---------- Available records

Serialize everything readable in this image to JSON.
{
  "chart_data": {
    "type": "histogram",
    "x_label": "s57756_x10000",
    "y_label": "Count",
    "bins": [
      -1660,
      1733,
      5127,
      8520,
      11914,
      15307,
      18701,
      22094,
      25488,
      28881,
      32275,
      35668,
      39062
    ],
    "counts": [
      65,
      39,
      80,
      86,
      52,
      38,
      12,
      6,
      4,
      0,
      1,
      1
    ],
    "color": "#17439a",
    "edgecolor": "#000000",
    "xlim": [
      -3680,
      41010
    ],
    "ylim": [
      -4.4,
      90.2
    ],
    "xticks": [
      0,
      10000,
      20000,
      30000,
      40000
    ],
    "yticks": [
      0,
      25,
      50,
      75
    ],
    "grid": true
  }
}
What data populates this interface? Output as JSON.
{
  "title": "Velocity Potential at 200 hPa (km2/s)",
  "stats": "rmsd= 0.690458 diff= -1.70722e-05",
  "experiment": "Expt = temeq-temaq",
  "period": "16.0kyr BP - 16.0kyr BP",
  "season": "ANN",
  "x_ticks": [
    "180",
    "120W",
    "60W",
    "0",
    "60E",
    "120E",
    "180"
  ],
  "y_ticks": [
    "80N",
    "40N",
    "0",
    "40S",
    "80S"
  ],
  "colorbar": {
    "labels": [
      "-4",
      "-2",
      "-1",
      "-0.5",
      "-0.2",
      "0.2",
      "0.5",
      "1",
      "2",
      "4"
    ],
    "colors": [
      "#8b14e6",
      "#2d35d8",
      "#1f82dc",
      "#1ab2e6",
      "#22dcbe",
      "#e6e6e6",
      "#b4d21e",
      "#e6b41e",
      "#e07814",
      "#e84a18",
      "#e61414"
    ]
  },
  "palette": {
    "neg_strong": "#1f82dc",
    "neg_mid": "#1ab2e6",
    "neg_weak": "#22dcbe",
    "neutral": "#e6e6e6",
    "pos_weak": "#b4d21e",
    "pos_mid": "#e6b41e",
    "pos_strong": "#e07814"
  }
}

--------------------

Repeat the records above exactly, leaving none out.

Serialize everything readable in this image to JSON.
{
  "chart_data": {
    "type": "histogram",
    "x_label": "s57756_x10000",
    "y_label": "Count",
    "bins": [
      -1660,
      1733,
      5127,
      8520,
      11914,
      15307,
      18701,
      22094,
      25488,
      28881,
      32275,
      35668,
      39062
    ],
    "counts": [
      65,
      39,
      80,
      86,
      52,
      38,
      12,
      6,
      4,
      0,
      1,
      1
    ],
    "color": "#17439a",
    "edgecolor": "#000000",
    "xlim": [
      -3680,
      41010
    ],
    "ylim": [
      -4.4,
      90.2
    ],
    "xticks": [
      0,
      10000,
      20000,
      30000,
      40000
    ],
    "yticks": [
      0,
      25,
      50,
      75
    ],
    "grid": true
  }
}
What data populates this interface? Output as JSON.
{
  "title": "Velocity Potential at 200 hPa (km2/s)",
  "stats": "rmsd= 0.690458 diff= -1.70722e-05",
  "experiment": "Expt = temeq-temaq",
  "period": "16.0kyr BP - 16.0kyr BP",
  "season": "ANN",
  "x_ticks": [
    "180",
    "120W",
    "60W",
    "0",
    "60E",
    "120E",
    "180"
  ],
  "y_ticks": [
    "80N",
    "40N",
    "0",
    "40S",
    "80S"
  ],
  "colorbar": {
    "labels": [
      "-4",
      "-2",
      "-1",
      "-0.5",
      "-0.2",
      "0.2",
      "0.5",
      "1",
      "2",
      "4"
    ],
    "colors": [
      "#8b14e6",
      "#2d35d8",
      "#1f82dc",
      "#1ab2e6",
      "#22dcbe",
      "#e6e6e6",
      "#b4d21e",
      "#e6b41e",
      "#e07814",
      "#e84a18",
      "#e61414"
    ]
  },
  "palette": {
    "neg_strong": "#1f82dc",
    "neg_mid": "#1ab2e6",
    "neg_weak": "#22dcbe",
    "neutral": "#e6e6e6",
    "pos_weak": "#b4d21e",
    "pos_mid": "#e6b41e",
    "pos_strong": "#e07814"
  }
}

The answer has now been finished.